- STATED PROBLEM:
Can you transcribe every record below exactly as it appears?

- DATASET RECORDS:

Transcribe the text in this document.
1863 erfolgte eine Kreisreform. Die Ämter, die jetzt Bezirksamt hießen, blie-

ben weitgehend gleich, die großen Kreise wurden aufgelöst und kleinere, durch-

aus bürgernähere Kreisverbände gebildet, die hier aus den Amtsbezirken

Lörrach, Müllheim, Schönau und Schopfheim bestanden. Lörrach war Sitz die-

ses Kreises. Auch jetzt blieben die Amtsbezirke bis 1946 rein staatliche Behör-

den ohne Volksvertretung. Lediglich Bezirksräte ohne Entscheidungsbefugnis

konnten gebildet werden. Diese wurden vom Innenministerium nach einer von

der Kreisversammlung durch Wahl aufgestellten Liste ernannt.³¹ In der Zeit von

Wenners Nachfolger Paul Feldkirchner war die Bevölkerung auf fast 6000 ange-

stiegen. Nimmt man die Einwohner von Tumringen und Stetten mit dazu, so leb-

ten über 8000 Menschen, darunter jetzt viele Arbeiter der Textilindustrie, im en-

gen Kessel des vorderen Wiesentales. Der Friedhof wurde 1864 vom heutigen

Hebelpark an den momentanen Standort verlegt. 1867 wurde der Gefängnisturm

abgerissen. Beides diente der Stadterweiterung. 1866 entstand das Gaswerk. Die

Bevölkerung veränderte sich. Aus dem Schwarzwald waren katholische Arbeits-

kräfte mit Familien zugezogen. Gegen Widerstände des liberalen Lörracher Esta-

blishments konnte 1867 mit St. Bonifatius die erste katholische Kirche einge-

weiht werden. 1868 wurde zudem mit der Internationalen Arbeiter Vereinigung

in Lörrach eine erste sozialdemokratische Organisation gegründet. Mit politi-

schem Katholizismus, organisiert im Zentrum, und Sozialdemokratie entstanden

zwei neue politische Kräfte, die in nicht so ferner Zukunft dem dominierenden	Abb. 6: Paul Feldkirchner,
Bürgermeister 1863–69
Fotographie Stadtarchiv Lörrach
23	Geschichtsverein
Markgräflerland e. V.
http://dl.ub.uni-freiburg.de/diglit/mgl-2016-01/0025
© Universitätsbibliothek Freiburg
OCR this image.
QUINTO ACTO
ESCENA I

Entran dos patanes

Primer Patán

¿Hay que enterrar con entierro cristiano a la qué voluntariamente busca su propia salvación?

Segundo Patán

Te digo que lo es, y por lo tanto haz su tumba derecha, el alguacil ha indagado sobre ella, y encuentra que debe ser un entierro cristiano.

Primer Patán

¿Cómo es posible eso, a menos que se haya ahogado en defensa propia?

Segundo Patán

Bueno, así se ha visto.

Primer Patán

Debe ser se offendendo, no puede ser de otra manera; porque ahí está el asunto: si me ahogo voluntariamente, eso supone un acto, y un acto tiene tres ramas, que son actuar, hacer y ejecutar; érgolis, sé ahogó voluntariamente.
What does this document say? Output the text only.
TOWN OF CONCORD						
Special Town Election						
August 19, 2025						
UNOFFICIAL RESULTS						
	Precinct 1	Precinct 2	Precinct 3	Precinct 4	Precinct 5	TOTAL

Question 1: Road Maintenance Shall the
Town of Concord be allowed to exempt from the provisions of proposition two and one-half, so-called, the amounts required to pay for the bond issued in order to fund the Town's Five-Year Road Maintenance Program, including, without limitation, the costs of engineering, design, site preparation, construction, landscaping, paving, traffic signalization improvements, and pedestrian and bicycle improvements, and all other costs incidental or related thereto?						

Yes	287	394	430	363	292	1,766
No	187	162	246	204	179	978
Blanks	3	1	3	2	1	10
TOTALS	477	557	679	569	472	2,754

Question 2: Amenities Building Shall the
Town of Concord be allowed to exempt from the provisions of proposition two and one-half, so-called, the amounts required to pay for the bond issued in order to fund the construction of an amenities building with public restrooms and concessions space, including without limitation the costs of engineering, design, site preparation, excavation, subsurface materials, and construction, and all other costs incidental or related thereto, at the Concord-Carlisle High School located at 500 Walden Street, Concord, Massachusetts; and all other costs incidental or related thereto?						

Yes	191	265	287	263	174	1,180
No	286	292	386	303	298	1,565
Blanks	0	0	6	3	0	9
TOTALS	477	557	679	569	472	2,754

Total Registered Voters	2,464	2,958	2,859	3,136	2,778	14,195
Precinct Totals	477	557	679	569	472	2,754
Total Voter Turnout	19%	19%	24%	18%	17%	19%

- EXERCISE ANSWER:
Transcribe the text in this document.
1863 erfolgte eine Kreisreform. Die Ämter, die jetzt Bezirksamt hießen, blie-

ben weitgehend gleich, die großen Kreise wurden aufgelöst und kleinere, durch-

aus bürgernähere Kreisverbände gebildet, die hier aus den Amtsbezirken

Lörrach, Müllheim, Schönau und Schopfheim bestanden. Lörrach war Sitz die-

ses Kreises. Auch jetzt blieben die Amtsbezirke bis 1946 rein staatliche Behör-

den ohne Volksvertretung. Lediglich Bezirksräte ohne Entscheidungsbefugnis

konnten gebildet werden. Diese wurden vom Innenministerium nach einer von

der Kreisversammlung durch Wahl aufgestellten Liste ernannt.³¹ In der Zeit von

Wenners Nachfolger Paul Feldkirchner war die Bevölkerung auf fast 6000 ange-

stiegen. Nimmt man die Einwohner von Tumringen und Stetten mit dazu, so leb-

ten über 8000 Menschen, darunter jetzt viele Arbeiter der Textilindustrie, im en-

gen Kessel des vorderen Wiesentales. Der Friedhof wurde 1864 vom heutigen

Hebelpark an den momentanen Standort verlegt. 1867 wurde der Gefängnisturm

abgerissen. Beides diente der Stadterweiterung. 1866 entstand das Gaswerk. Die

Bevölkerung veränderte sich. Aus dem Schwarzwald waren katholische Arbeits-

kräfte mit Familien zugezogen. Gegen Widerstände des liberalen Lörracher Esta-

blishments konnte 1867 mit St. Bonifatius die erste katholische Kirche einge-

weiht werden. 1868 wurde zudem mit der Internationalen Arbeiter Vereinigung

in Lörrach eine erste sozialdemokratische Organisation gegründet. Mit politi-

schem Katholizismus, organisiert im Zentrum, und Sozialdemokratie entstanden

zwei neue politische Kräfte, die in nicht so ferner Zukunft dem dominierenden	Abb. 6: Paul Feldkirchner,
Bürgermeister 1863–69
Fotographie Stadtarchiv Lörrach
23	Geschichtsverein
Markgräflerland e. V.
http://dl.ub.uni-freiburg.de/diglit/mgl-2016-01/0025
© Universitätsbibliothek Freiburg
OCR this image.
QUINTO ACTO
ESCENA I

Entran dos patanes

Primer Patán

¿Hay que enterrar con entierro cristiano a la qué voluntariamente busca su propia salvación?

Segundo Patán

Te digo que lo es, y por lo tanto haz su tumba derecha, el alguacil ha indagado sobre ella, y encuentra que debe ser un entierro cristiano.

Primer Patán

¿Cómo es posible eso, a menos que se haya ahogado en defensa propia?

Segundo Patán

Bueno, así se ha visto.

Primer Patán

Debe ser se offendendo, no puede ser de otra manera; porque ahí está el asunto: si me ahogo voluntariamente, eso supone un acto, y un acto tiene tres ramas, que son actuar, hacer y ejecutar; érgolis, sé ahogó voluntariamente.
What does this document say? Output the text only.
TOWN OF CONCORD						
Special Town Election						
August 19, 2025						
UNOFFICIAL RESULTS						
	Precinct 1	Precinct 2	Precinct 3	Precinct 4	Precinct 5	TOTAL

Question 1: Road Maintenance Shall the
Town of Concord be allowed to exempt from the provisions of proposition two and one-half, so-called, the amounts required to pay for the bond issued in order to fund the Town's Five-Year Road Maintenance Program, including, without limitation, the costs of engineering, design, site preparation, construction, landscaping, paving, traffic signalization improvements, and pedestrian and bicycle improvements, and all other costs incidental or related thereto?						

Yes	287	394	430	363	292	1,766
No	187	162	246	204	179	978
Blanks	3	1	3	2	1	10
TOTALS	477	557	679	569	472	2,754

Question 2: Amenities Building Shall the
Town of Concord be allowed to exempt from the provisions of proposition two and one-half, so-called, the amounts required to pay for the bond issued in order to fund the construction of an amenities building with public restrooms and concessions space, including without limitation the costs of engineering, design, site preparation, excavation, subsurface materials, and construction, and all other costs incidental or related thereto, at the Concord-Carlisle High School located at 500 Walden Street, Concord, Massachusetts; and all other costs incidental or related thereto?						

Yes	191	265	287	263	174	1,180
No	286	292	386	303	298	1,565
Blanks	0	0	6	3	0	9
TOTALS	477	557	679	569	472	2,754

Total Registered Voters	2,464	2,958	2,859	3,136	2,778	14,195
Precinct Totals	477	557	679	569	472	2,754
Total Voter Turnout	19%	19%	24%	18%	17%	19%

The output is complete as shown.